**Set exercise**
Print each of the entries exactly, leaving nothing out.

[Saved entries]
==*==

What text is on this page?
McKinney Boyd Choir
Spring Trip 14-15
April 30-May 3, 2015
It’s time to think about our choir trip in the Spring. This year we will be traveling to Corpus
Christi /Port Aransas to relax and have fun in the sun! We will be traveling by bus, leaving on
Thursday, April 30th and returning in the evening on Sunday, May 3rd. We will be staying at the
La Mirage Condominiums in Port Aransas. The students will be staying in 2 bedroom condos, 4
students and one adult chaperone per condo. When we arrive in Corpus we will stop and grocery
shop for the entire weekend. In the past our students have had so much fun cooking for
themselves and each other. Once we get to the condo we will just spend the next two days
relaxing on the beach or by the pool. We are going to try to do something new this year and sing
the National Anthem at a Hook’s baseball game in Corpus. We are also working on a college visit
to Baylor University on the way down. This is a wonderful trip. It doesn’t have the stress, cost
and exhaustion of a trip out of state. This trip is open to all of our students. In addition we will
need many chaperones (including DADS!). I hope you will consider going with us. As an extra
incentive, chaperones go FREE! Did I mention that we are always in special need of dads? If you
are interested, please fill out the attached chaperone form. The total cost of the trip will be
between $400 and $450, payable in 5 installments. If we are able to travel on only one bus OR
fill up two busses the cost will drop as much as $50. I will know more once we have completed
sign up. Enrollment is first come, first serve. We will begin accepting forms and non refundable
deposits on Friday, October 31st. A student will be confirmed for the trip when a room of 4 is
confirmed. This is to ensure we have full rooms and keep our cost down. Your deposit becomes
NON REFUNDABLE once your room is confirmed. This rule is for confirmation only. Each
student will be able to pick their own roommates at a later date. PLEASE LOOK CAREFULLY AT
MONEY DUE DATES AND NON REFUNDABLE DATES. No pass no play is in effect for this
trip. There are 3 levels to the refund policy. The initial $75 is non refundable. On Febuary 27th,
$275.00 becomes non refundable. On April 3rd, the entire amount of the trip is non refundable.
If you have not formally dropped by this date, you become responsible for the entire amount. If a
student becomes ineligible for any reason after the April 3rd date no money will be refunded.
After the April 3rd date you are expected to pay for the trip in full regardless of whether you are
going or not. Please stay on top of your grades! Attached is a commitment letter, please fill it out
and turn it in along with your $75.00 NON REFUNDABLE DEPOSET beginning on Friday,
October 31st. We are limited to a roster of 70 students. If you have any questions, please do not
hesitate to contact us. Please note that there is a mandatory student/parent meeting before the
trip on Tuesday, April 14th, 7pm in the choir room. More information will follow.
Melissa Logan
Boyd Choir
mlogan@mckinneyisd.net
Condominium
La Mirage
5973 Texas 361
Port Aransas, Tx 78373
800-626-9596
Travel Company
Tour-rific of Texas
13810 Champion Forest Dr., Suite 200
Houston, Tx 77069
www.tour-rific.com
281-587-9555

==*==

**Solution to the problem**
What text is on this page?
McKinney Boyd Choir
Spring Trip 14-15
April 30-May 3, 2015
It’s time to think about our choir trip in the Spring. This year we will be traveling to Corpus
Christi /Port Aransas to relax and have fun in the sun! We will be traveling by bus, leaving on
Thursday, April 30th and returning in the evening on Sunday, May 3rd. We will be staying at the
La Mirage Condominiums in Port Aransas. The students will be staying in 2 bedroom condos, 4
students and one adult chaperone per condo. When we arrive in Corpus we will stop and grocery
shop for the entire weekend. In the past our students have had so much fun cooking for
themselves and each other. Once we get to the condo we will just spend the next two days
relaxing on the beach or by the pool. We are going to try to do something new this year and sing
the National Anthem at a Hook’s baseball game in Corpus. We are also working on a college visit
to Baylor University on the way down. This is a wonderful trip. It doesn’t have the stress, cost
and exhaustion of a trip out of state. This trip is open to all of our students. In addition we will
need many chaperones (including DADS!). I hope you will consider going with us. As an extra
incentive, chaperones go FREE! Did I mention that we are always in special need of dads? If you
are interested, please fill out the attached chaperone form. The total cost of the trip will be
between $400 and $450, payable in 5 installments. If we are able to travel on only one bus OR
fill up two busses the cost will drop as much as $50. I will know more once we have completed
sign up. Enrollment is first come, first serve. We will begin accepting forms and non refundable
deposits on Friday, October 31st. A student will be confirmed for the trip when a room of 4 is
confirmed. This is to ensure we have full rooms and keep our cost down. Your deposit becomes
NON REFUNDABLE once your room is confirmed. This rule is for confirmation only. Each
student will be able to pick their own roommates at a later date. PLEASE LOOK CAREFULLY AT
MONEY DUE DATES AND NON REFUNDABLE DATES. No pass no play is in effect for this
trip. There are 3 levels to the refund policy. The initial $75 is non refundable. On Febuary 27th,
$275.00 becomes non refundable. On April 3rd, the entire amount of the trip is non refundable.
If you have not formally dropped by this date, you become responsible for the entire amount. If a
student becomes ineligible for any reason after the April 3rd date no money will be refunded.
After the April 3rd date you are expected to pay for the trip in full regardless of whether you are
going or not. Please stay on top of your grades! Attached is a commitment letter, please fill it out
and turn it in along with your $75.00 NON REFUNDABLE DEPOSET beginning on Friday,
October 31st. We are limited to a roster of 70 students. If you have any questions, please do not
hesitate to contact us. Please note that there is a mandatory student/parent meeting before the
trip on Tuesday, April 14th, 7pm in the choir room. More information will follow.
Melissa Logan
Boyd Choir
mlogan@mckinneyisd.net
Condominium
La Mirage
5973 Texas 361
Port Aransas, Tx 78373
800-626-9596
Travel Company
Tour-rific of Texas
13810 Champion Forest Dr., Suite 200
Houston, Tx 77069
www.tour-rific.com
281-587-9555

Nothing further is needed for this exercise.